[GIVEN RECORDS start]
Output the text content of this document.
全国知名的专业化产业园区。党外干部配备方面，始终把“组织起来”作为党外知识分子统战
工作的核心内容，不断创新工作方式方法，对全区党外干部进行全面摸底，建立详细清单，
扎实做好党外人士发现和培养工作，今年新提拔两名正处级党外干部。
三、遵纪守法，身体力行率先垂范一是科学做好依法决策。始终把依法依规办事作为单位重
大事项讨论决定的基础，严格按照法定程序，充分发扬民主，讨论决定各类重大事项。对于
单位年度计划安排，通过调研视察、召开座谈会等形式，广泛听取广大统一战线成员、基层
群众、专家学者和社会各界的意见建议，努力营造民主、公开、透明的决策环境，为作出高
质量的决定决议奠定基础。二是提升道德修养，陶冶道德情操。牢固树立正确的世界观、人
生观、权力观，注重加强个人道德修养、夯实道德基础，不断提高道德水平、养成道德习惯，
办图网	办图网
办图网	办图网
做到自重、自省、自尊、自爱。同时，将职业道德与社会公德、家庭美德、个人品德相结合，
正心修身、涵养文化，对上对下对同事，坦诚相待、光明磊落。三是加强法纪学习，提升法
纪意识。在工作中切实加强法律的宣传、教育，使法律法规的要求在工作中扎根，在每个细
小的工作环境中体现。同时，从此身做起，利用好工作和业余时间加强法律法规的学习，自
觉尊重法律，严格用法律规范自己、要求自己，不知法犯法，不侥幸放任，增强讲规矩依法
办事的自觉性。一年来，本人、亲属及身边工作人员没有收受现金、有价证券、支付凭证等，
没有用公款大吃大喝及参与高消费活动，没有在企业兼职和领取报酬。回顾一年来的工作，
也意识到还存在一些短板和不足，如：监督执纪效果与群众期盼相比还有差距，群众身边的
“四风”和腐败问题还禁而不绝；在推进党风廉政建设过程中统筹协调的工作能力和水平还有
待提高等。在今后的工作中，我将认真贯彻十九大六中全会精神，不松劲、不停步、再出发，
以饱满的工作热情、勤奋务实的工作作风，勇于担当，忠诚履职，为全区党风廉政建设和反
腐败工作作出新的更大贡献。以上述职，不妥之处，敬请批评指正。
[GIVEN RECORDS end]
Give an exact copy of all the data shown above.

- **ANSWER**:
Output the text content of this document.
全国知名的专业化产业园区。党外干部配备方面，始终把“组织起来”作为党外知识分子统战
工作的核心内容，不断创新工作方式方法，对全区党外干部进行全面摸底，建立详细清单，
扎实做好党外人士发现和培养工作，今年新提拔两名正处级党外干部。
三、遵纪守法，身体力行率先垂范一是科学做好依法决策。始终把依法依规办事作为单位重
大事项讨论决定的基础，严格按照法定程序，充分发扬民主，讨论决定各类重大事项。对于
单位年度计划安排，通过调研视察、召开座谈会等形式，广泛听取广大统一战线成员、基层
群众、专家学者和社会各界的意见建议，努力营造民主、公开、透明的决策环境，为作出高
质量的决定决议奠定基础。二是提升道德修养，陶冶道德情操。牢固树立正确的世界观、人
生观、权力观，注重加强个人道德修养、夯实道德基础，不断提高道德水平、养成道德习惯，
办图网	办图网
办图网	办图网
做到自重、自省、自尊、自爱。同时，将职业道德与社会公德、家庭美德、个人品德相结合，
正心修身、涵养文化，对上对下对同事，坦诚相待、光明磊落。三是加强法纪学习，提升法
纪意识。在工作中切实加强法律的宣传、教育，使法律法规的要求在工作中扎根，在每个细
小的工作环境中体现。同时，从此身做起，利用好工作和业余时间加强法律法规的学习，自
觉尊重法律，严格用法律规范自己、要求自己，不知法犯法，不侥幸放任，增强讲规矩依法
办事的自觉性。一年来，本人、亲属及身边工作人员没有收受现金、有价证券、支付凭证等，
没有用公款大吃大喝及参与高消费活动，没有在企业兼职和领取报酬。回顾一年来的工作，
也意识到还存在一些短板和不足，如：监督执纪效果与群众期盼相比还有差距，群众身边的
“四风”和腐败问题还禁而不绝；在推进党风廉政建设过程中统筹协调的工作能力和水平还有
待提高等。在今后的工作中，我将认真贯彻十九大六中全会精神，不松劲、不停步、再出发，
以饱满的工作热情、勤奋务实的工作作风，勇于担当，忠诚履职，为全区党风廉政建设和反
腐败工作作出新的更大贡献。以上述职，不妥之处，敬请批评指正。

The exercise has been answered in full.